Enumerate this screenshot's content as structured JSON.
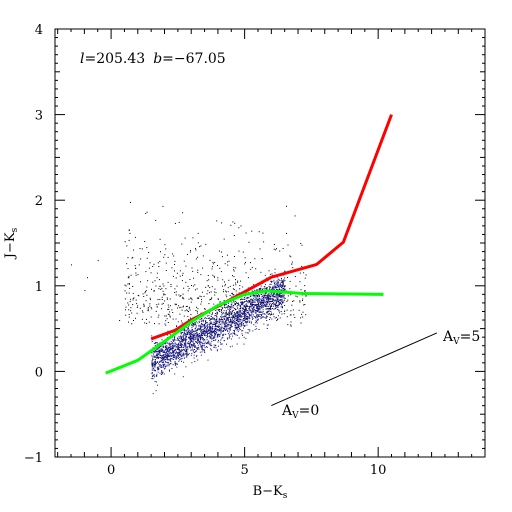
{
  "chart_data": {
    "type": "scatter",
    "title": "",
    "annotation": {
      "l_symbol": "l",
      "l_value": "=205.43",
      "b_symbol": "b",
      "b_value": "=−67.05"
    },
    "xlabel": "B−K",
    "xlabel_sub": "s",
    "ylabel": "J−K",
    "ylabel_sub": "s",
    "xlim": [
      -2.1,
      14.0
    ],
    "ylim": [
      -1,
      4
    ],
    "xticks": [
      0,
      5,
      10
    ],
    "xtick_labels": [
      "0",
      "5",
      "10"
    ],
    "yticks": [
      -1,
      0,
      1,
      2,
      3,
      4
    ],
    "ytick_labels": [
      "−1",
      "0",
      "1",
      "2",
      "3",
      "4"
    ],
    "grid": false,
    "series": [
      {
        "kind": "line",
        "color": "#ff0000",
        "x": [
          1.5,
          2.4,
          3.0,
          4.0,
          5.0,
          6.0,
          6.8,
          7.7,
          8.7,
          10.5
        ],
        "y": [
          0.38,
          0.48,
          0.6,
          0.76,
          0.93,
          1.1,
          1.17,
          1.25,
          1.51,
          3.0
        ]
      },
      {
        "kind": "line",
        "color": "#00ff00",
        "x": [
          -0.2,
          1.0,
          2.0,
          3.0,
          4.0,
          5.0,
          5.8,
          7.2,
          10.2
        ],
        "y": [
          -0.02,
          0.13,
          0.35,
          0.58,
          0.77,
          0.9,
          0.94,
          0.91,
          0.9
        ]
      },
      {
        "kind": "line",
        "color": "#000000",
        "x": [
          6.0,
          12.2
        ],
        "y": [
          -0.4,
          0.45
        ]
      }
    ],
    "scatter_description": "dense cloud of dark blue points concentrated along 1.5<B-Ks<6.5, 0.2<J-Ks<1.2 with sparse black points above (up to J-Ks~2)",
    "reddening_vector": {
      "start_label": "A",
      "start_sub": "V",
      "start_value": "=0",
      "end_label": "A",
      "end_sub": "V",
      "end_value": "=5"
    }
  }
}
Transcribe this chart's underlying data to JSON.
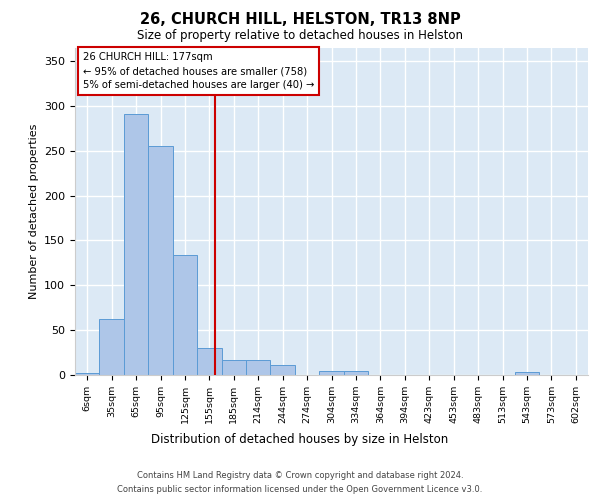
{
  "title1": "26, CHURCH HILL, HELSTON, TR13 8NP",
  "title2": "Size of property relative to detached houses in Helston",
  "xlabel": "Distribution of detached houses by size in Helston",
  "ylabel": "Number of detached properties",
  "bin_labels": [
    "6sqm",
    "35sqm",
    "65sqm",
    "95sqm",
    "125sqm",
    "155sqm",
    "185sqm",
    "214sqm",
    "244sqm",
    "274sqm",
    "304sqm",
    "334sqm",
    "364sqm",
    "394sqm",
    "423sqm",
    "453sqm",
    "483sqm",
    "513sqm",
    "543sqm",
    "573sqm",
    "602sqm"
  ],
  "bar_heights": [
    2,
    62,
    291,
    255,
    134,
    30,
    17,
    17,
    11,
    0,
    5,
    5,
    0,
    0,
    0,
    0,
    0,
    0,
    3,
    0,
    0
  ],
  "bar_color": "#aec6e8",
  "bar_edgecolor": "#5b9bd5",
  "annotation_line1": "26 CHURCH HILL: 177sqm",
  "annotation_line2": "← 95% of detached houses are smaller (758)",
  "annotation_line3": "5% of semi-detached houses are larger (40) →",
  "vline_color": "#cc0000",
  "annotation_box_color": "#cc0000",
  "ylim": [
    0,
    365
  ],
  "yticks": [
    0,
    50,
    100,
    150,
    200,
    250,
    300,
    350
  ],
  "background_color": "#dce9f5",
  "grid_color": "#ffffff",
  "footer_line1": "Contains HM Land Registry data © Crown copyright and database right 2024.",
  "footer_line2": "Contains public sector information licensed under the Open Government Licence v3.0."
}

### What to produce
Transcribe the material exactly, leaving every picture out.

### Complete output
Enumerate this screenshot's content as structured JSON.
{
  "chart_data": {
    "type": "scatter",
    "title": "",
    "annotation": {
      "l_symbol": "l",
      "l_value": "=205.43",
      "b_symbol": "b",
      "b_value": "=−67.05"
    },
    "xlabel": "B−K",
    "xlabel_sub": "s",
    "ylabel": "J−K",
    "ylabel_sub": "s",
    "xlim": [
      -2.1,
      14.0
    ],
    "ylim": [
      -1,
      4
    ],
    "xticks": [
      0,
      5,
      10
    ],
    "xtick_labels": [
      "0",
      "5",
      "10"
    ],
    "yticks": [
      -1,
      0,
      1,
      2,
      3,
      4
    ],
    "ytick_labels": [
      "−1",
      "0",
      "1",
      "2",
      "3",
      "4"
    ],
    "grid": false,
    "series": [
      {
        "kind": "line",
        "color": "#ff0000",
        "x": [
          1.5,
          2.4,
          3.0,
          4.0,
          5.0,
          6.0,
          6.8,
          7.7,
          8.7,
          10.5
        ],
        "y": [
          0.38,
          0.48,
          0.6,
          0.76,
          0.93,
          1.1,
          1.17,
          1.25,
          1.51,
          3.0
        ]
      },
      {
        "kind": "line",
        "color": "#00ff00",
        "x": [
          -0.2,
          1.0,
          2.0,
          3.0,
          4.0,
          5.0,
          5.8,
          7.2,
          10.2
        ],
        "y": [
          -0.02,
          0.13,
          0.35,
          0.58,
          0.77,
          0.9,
          0.94,
          0.91,
          0.9
        ]
      },
      {
        "kind": "line",
        "color": "#000000",
        "x": [
          6.0,
          12.2
        ],
        "y": [
          -0.4,
          0.45
        ]
      }
    ],
    "scatter_description": "dense cloud of dark blue points concentrated along 1.5<B-Ks<6.5, 0.2<J-Ks<1.2 with sparse black points above (up to J-Ks~2)",
    "reddening_vector": {
      "start_label": "A",
      "start_sub": "V",
      "start_value": "=0",
      "end_label": "A",
      "end_sub": "V",
      "end_value": "=5"
    }
  }
}
Transcribe this chart's underlying data to JSON.
{
  "title1": "26, CHURCH HILL, HELSTON, TR13 8NP",
  "title2": "Size of property relative to detached houses in Helston",
  "xlabel": "Distribution of detached houses by size in Helston",
  "ylabel": "Number of detached properties",
  "bin_labels": [
    "6sqm",
    "35sqm",
    "65sqm",
    "95sqm",
    "125sqm",
    "155sqm",
    "185sqm",
    "214sqm",
    "244sqm",
    "274sqm",
    "304sqm",
    "334sqm",
    "364sqm",
    "394sqm",
    "423sqm",
    "453sqm",
    "483sqm",
    "513sqm",
    "543sqm",
    "573sqm",
    "602sqm"
  ],
  "bar_heights": [
    2,
    62,
    291,
    255,
    134,
    30,
    17,
    17,
    11,
    0,
    5,
    5,
    0,
    0,
    0,
    0,
    0,
    0,
    3,
    0,
    0
  ],
  "bar_color": "#aec6e8",
  "bar_edgecolor": "#5b9bd5",
  "annotation_line1": "26 CHURCH HILL: 177sqm",
  "annotation_line2": "← 95% of detached houses are smaller (758)",
  "annotation_line3": "5% of semi-detached houses are larger (40) →",
  "vline_color": "#cc0000",
  "annotation_box_color": "#cc0000",
  "ylim": [
    0,
    365
  ],
  "yticks": [
    0,
    50,
    100,
    150,
    200,
    250,
    300,
    350
  ],
  "background_color": "#dce9f5",
  "grid_color": "#ffffff",
  "footer_line1": "Contains HM Land Registry data © Crown copyright and database right 2024.",
  "footer_line2": "Contains public sector information licensed under the Open Government Licence v3.0."
}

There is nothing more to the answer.